• _The exercise_
Search the material for the string "Para" and copy each line where it occurs.

⁂

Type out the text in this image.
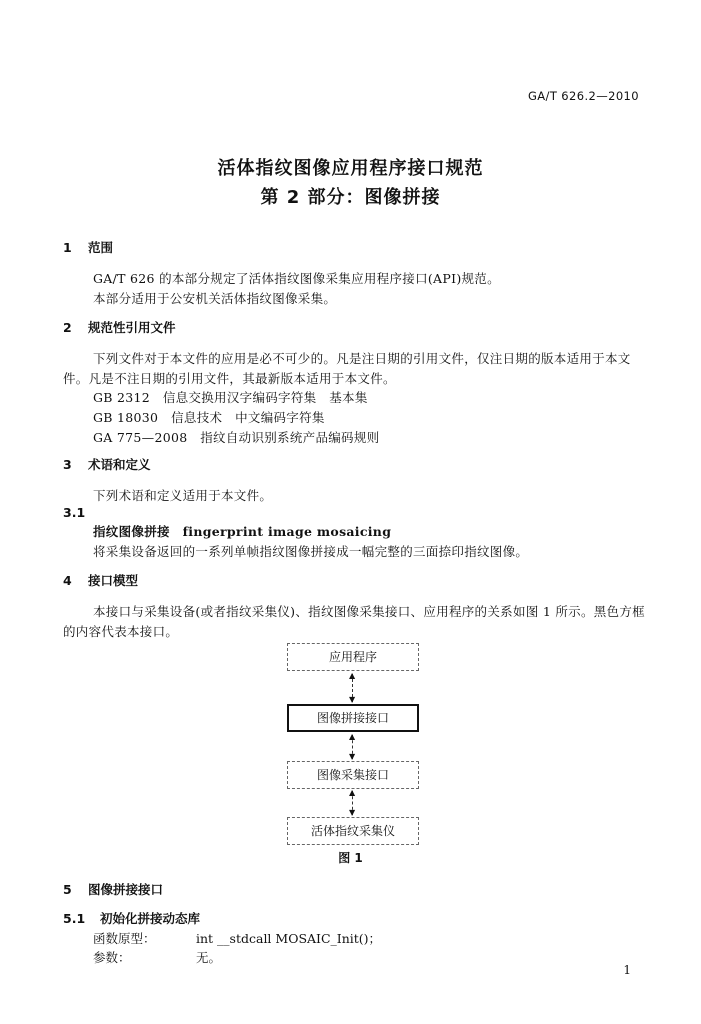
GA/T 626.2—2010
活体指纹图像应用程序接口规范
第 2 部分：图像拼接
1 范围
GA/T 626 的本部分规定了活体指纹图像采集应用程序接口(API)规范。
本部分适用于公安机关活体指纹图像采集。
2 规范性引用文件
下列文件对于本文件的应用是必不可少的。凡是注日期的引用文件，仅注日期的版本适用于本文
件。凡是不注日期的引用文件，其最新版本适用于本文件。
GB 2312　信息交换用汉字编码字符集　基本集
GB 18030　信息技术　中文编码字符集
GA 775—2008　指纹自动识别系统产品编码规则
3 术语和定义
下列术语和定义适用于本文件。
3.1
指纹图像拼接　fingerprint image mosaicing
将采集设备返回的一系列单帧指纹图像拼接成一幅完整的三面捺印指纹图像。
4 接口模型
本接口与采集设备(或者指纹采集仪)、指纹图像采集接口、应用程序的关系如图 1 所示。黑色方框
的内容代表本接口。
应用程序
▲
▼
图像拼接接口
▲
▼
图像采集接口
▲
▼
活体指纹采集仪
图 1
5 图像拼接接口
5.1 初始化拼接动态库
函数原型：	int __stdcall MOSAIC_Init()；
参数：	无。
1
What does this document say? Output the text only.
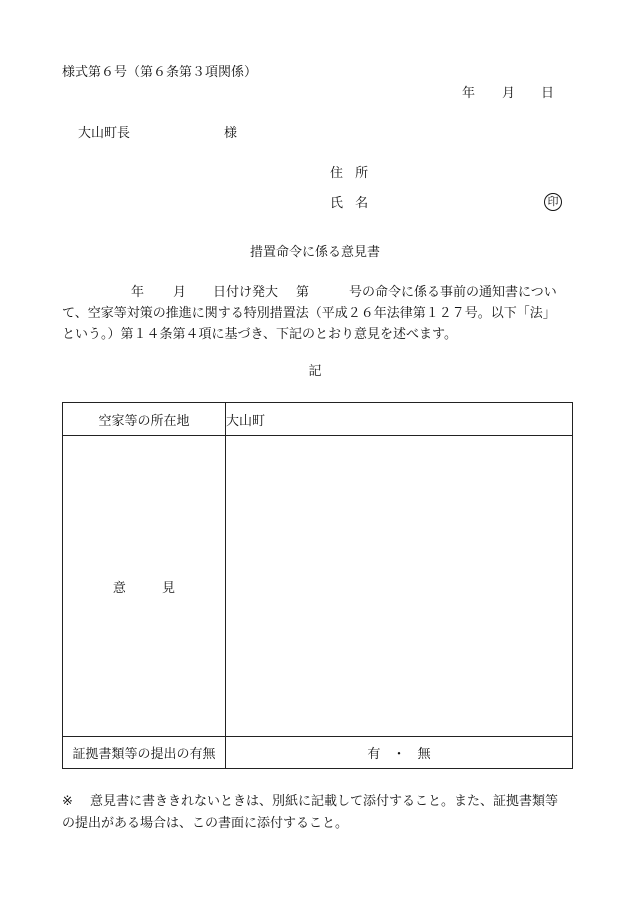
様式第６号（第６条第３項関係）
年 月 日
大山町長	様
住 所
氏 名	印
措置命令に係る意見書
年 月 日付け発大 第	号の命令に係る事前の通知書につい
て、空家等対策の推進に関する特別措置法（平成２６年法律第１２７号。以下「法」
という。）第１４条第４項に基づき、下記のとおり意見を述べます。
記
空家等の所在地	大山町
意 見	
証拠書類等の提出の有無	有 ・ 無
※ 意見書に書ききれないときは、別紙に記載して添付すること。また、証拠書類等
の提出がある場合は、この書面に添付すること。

⁂

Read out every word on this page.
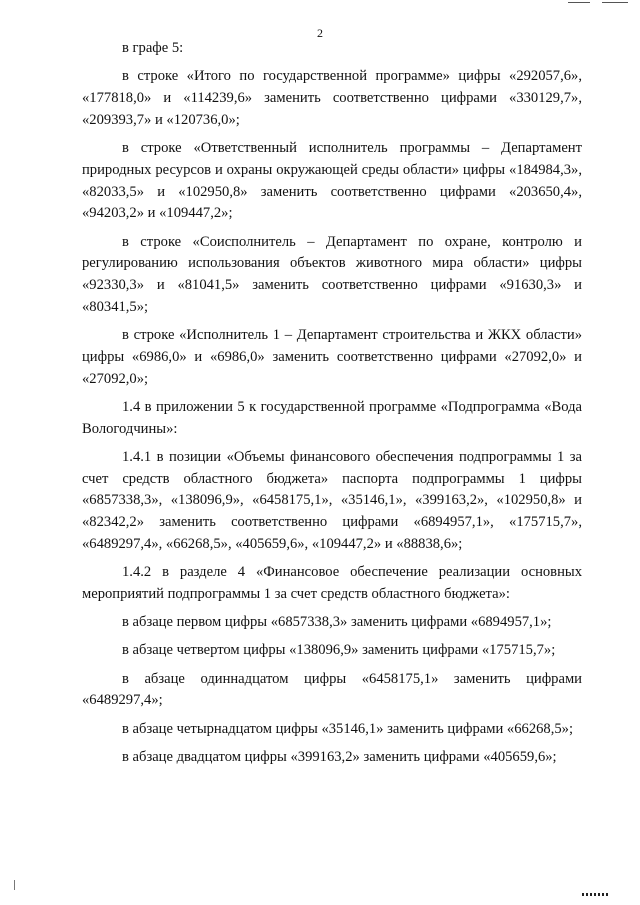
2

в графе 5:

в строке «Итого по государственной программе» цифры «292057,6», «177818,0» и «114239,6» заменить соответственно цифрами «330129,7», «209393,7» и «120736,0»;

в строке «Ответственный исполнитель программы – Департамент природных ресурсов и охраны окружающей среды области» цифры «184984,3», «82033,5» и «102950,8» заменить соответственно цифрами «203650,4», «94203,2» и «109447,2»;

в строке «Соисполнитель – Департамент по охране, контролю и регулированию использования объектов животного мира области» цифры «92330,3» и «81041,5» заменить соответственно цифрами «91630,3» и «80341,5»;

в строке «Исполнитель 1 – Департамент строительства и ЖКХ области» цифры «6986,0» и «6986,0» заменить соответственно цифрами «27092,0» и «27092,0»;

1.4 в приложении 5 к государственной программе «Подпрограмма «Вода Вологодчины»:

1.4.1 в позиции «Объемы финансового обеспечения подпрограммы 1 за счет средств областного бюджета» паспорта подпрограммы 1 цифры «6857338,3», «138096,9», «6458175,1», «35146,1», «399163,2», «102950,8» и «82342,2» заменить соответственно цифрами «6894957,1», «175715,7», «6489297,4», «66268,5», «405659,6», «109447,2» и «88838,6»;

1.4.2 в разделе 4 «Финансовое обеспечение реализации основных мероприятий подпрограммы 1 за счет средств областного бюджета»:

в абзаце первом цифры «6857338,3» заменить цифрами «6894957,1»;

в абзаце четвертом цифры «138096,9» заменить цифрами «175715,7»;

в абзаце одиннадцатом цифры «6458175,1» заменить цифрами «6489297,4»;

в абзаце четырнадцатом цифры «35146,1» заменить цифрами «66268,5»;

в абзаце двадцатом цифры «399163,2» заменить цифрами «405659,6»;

⁂

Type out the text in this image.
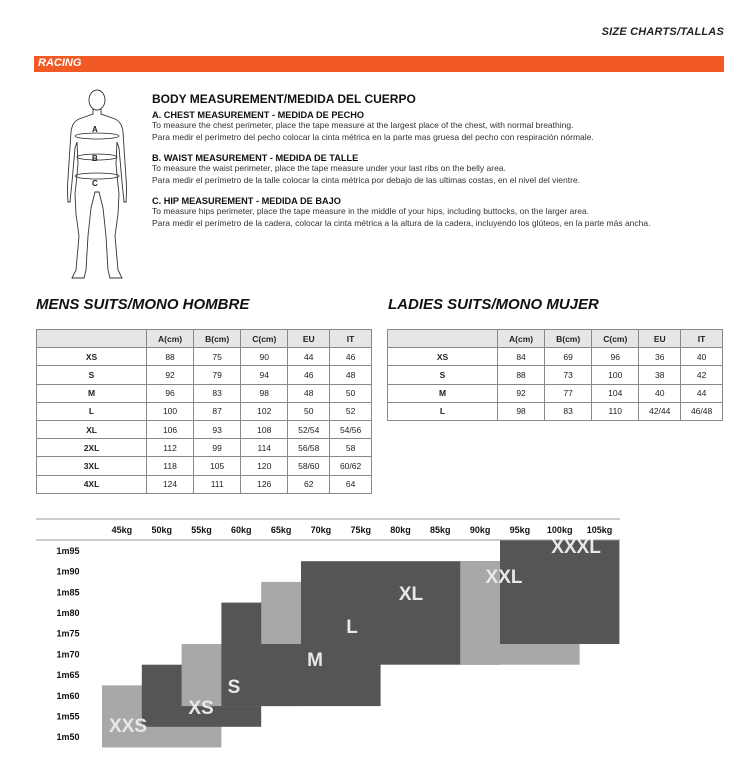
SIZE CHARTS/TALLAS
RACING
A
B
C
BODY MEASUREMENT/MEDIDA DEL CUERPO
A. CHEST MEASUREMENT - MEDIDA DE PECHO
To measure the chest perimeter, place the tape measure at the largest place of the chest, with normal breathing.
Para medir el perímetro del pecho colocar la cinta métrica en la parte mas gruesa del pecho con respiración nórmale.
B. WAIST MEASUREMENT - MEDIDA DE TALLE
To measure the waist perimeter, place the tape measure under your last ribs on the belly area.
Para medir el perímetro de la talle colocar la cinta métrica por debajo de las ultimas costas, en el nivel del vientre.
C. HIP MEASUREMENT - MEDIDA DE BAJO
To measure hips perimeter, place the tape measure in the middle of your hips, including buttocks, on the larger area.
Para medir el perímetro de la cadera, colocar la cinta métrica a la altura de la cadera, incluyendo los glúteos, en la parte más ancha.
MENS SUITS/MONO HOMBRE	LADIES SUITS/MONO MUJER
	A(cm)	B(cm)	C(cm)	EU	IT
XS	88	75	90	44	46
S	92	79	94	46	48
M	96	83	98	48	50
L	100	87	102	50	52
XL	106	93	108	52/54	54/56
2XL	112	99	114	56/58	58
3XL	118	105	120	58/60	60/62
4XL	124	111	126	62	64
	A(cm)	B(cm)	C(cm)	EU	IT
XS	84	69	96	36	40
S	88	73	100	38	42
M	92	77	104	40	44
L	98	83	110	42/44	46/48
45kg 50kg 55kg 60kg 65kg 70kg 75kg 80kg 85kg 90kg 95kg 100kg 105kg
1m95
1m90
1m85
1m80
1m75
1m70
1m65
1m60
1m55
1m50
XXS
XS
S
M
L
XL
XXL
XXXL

⁂

• _Exercise output_
Para medir el perímetro del pecho colocar la cinta métrica en la parte mas gruesa del pecho con respiración nórmale.
Para medir el perímetro de la talle colocar la cinta métrica por debajo de las ultimas costas, en el nivel del vientre.
Para medir el perímetro de la cadera, colocar la cinta métrica a la altura de la cadera, incluyendo los glúteos, en la parte más ancha.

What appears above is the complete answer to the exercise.